→ The task
Repeat every entry word for word, skipping the pictures.

>> Begin Supplied information

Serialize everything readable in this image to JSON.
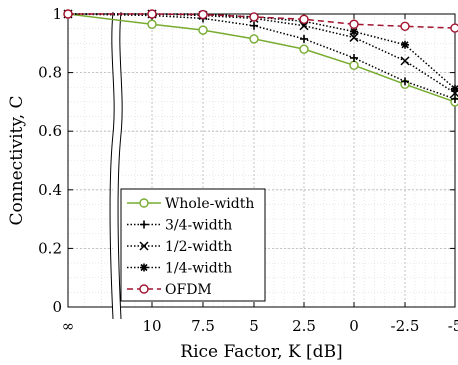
{
  "chart_data": {
    "type": "line",
    "xlabel": "Rice Factor, K [dB]",
    "ylabel": "Connectivity, C",
    "x_tick_labels": [
      "∞",
      "10",
      "7.5",
      "5",
      "2.5",
      "0",
      "-2.5",
      "-5"
    ],
    "y_tick_labels": [
      "0",
      "0.2",
      "0.4",
      "0.6",
      "0.8",
      "1"
    ],
    "ylim": [
      0,
      1
    ],
    "grid": true,
    "minor_grid": true,
    "axis_break": "between ∞ and 10",
    "legend_position": "bottom-left",
    "series": [
      {
        "name": "Whole-width",
        "color": "#77AC30",
        "linestyle": "solid",
        "marker": "circle",
        "x": [
          "∞",
          "10",
          "7.5",
          "5",
          "2.5",
          "0",
          "-2.5",
          "-5"
        ],
        "values": [
          1.0,
          0.965,
          0.945,
          0.915,
          0.88,
          0.825,
          0.76,
          0.7
        ]
      },
      {
        "name": "3/4-width",
        "color": "#000000",
        "linestyle": "dotted",
        "marker": "plus",
        "x": [
          "∞",
          "10",
          "7.5",
          "5",
          "2.5",
          "0",
          "-2.5",
          "-5"
        ],
        "values": [
          1.0,
          0.995,
          0.985,
          0.96,
          0.915,
          0.85,
          0.77,
          0.71
        ]
      },
      {
        "name": "1/2-width",
        "color": "#000000",
        "linestyle": "dotted",
        "marker": "x",
        "x": [
          "∞",
          "10",
          "7.5",
          "5",
          "2.5",
          "0",
          "-2.5",
          "-5"
        ],
        "values": [
          1.0,
          1.0,
          0.995,
          0.985,
          0.96,
          0.92,
          0.84,
          0.73
        ]
      },
      {
        "name": "1/4-width",
        "color": "#000000",
        "linestyle": "dotted",
        "marker": "star",
        "x": [
          "∞",
          "10",
          "7.5",
          "5",
          "2.5",
          "0",
          "-2.5",
          "-5"
        ],
        "values": [
          1.0,
          1.0,
          1.0,
          0.99,
          0.975,
          0.94,
          0.895,
          0.745
        ]
      },
      {
        "name": "OFDM",
        "color": "#A2142F",
        "linestyle": "dashed",
        "marker": "circle",
        "x": [
          "∞",
          "10",
          "7.5",
          "5",
          "2.5",
          "0",
          "-2.5",
          "-5"
        ],
        "values": [
          1.0,
          1.0,
          0.998,
          0.99,
          0.982,
          0.965,
          0.958,
          0.952
        ]
      }
    ]
  }
}
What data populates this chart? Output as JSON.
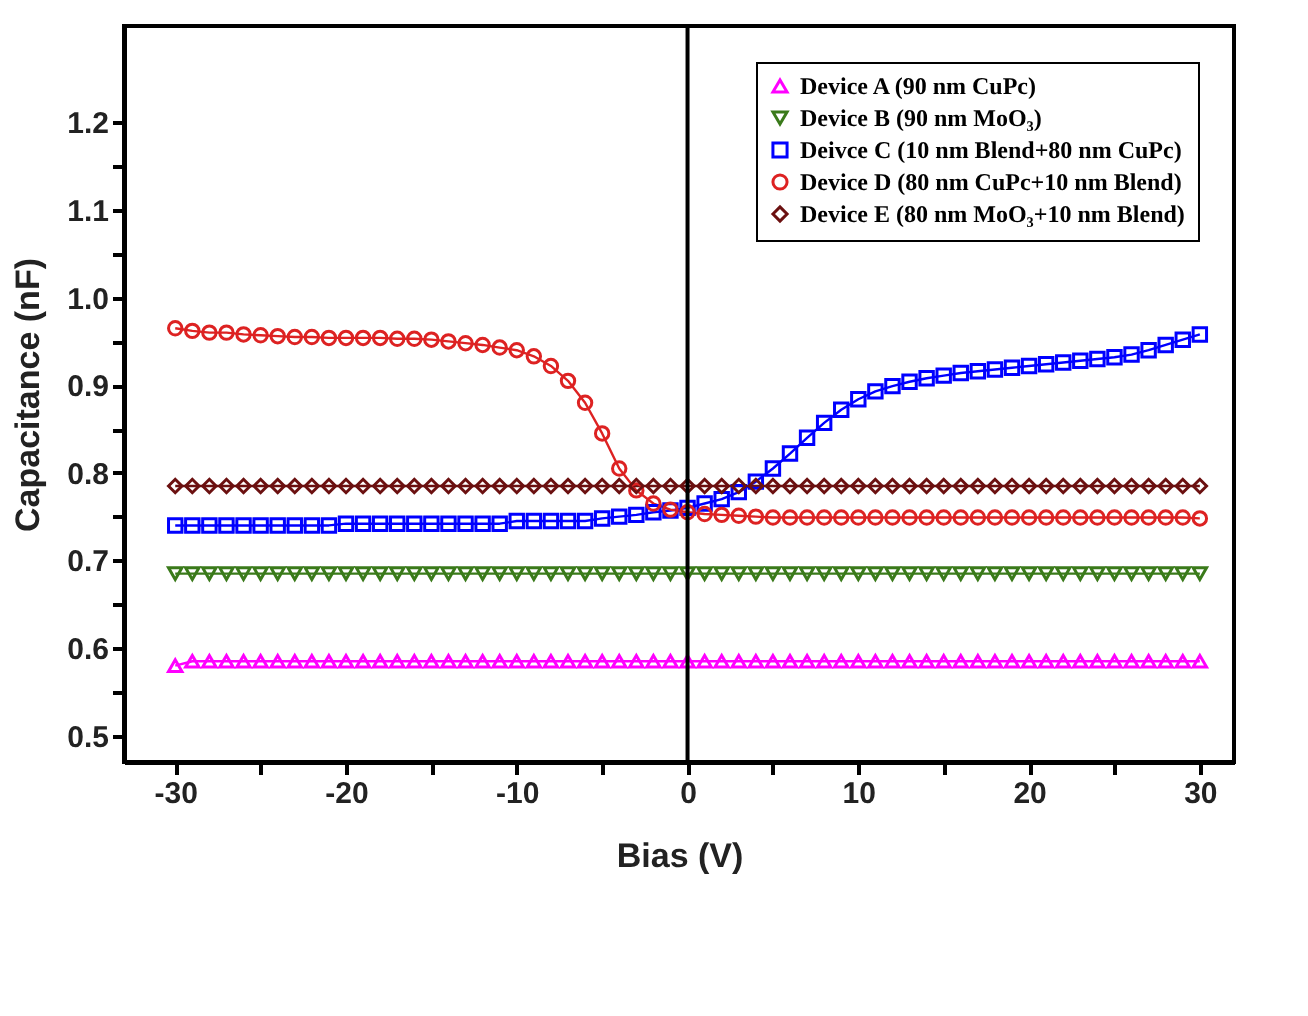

>> End Supplied information

→ Response to this exercise
Serialize everything readable in this image to JSON.
{
  "chart_data": {
    "type": "line",
    "xlabel": "Rice Factor, K [dB]",
    "ylabel": "Connectivity, C",
    "x_tick_labels": [
      "∞",
      "10",
      "7.5",
      "5",
      "2.5",
      "0",
      "-2.5",
      "-5"
    ],
    "y_tick_labels": [
      "0",
      "0.2",
      "0.4",
      "0.6",
      "0.8",
      "1"
    ],
    "ylim": [
      0,
      1
    ],
    "grid": true,
    "minor_grid": true,
    "axis_break": "between ∞ and 10",
    "legend_position": "bottom-left",
    "series": [
      {
        "name": "Whole-width",
        "color": "#77AC30",
        "linestyle": "solid",
        "marker": "circle",
        "x": [
          "∞",
          "10",
          "7.5",
          "5",
          "2.5",
          "0",
          "-2.5",
          "-5"
        ],
        "values": [
          1.0,
          0.965,
          0.945,
          0.915,
          0.88,
          0.825,
          0.76,
          0.7
        ]
      },
      {
        "name": "3/4-width",
        "color": "#000000",
        "linestyle": "dotted",
        "marker": "plus",
        "x": [
          "∞",
          "10",
          "7.5",
          "5",
          "2.5",
          "0",
          "-2.5",
          "-5"
        ],
        "values": [
          1.0,
          0.995,
          0.985,
          0.96,
          0.915,
          0.85,
          0.77,
          0.71
        ]
      },
      {
        "name": "1/2-width",
        "color": "#000000",
        "linestyle": "dotted",
        "marker": "x",
        "x": [
          "∞",
          "10",
          "7.5",
          "5",
          "2.5",
          "0",
          "-2.5",
          "-5"
        ],
        "values": [
          1.0,
          1.0,
          0.995,
          0.985,
          0.96,
          0.92,
          0.84,
          0.73
        ]
      },
      {
        "name": "1/4-width",
        "color": "#000000",
        "linestyle": "dotted",
        "marker": "star",
        "x": [
          "∞",
          "10",
          "7.5",
          "5",
          "2.5",
          "0",
          "-2.5",
          "-5"
        ],
        "values": [
          1.0,
          1.0,
          1.0,
          0.99,
          0.975,
          0.94,
          0.895,
          0.745
        ]
      },
      {
        "name": "OFDM",
        "color": "#A2142F",
        "linestyle": "dashed",
        "marker": "circle",
        "x": [
          "∞",
          "10",
          "7.5",
          "5",
          "2.5",
          "0",
          "-2.5",
          "-5"
        ],
        "values": [
          1.0,
          1.0,
          0.998,
          0.99,
          0.982,
          0.965,
          0.958,
          0.952
        ]
      }
    ]
  }
}
What data populates this chart? Output as JSON.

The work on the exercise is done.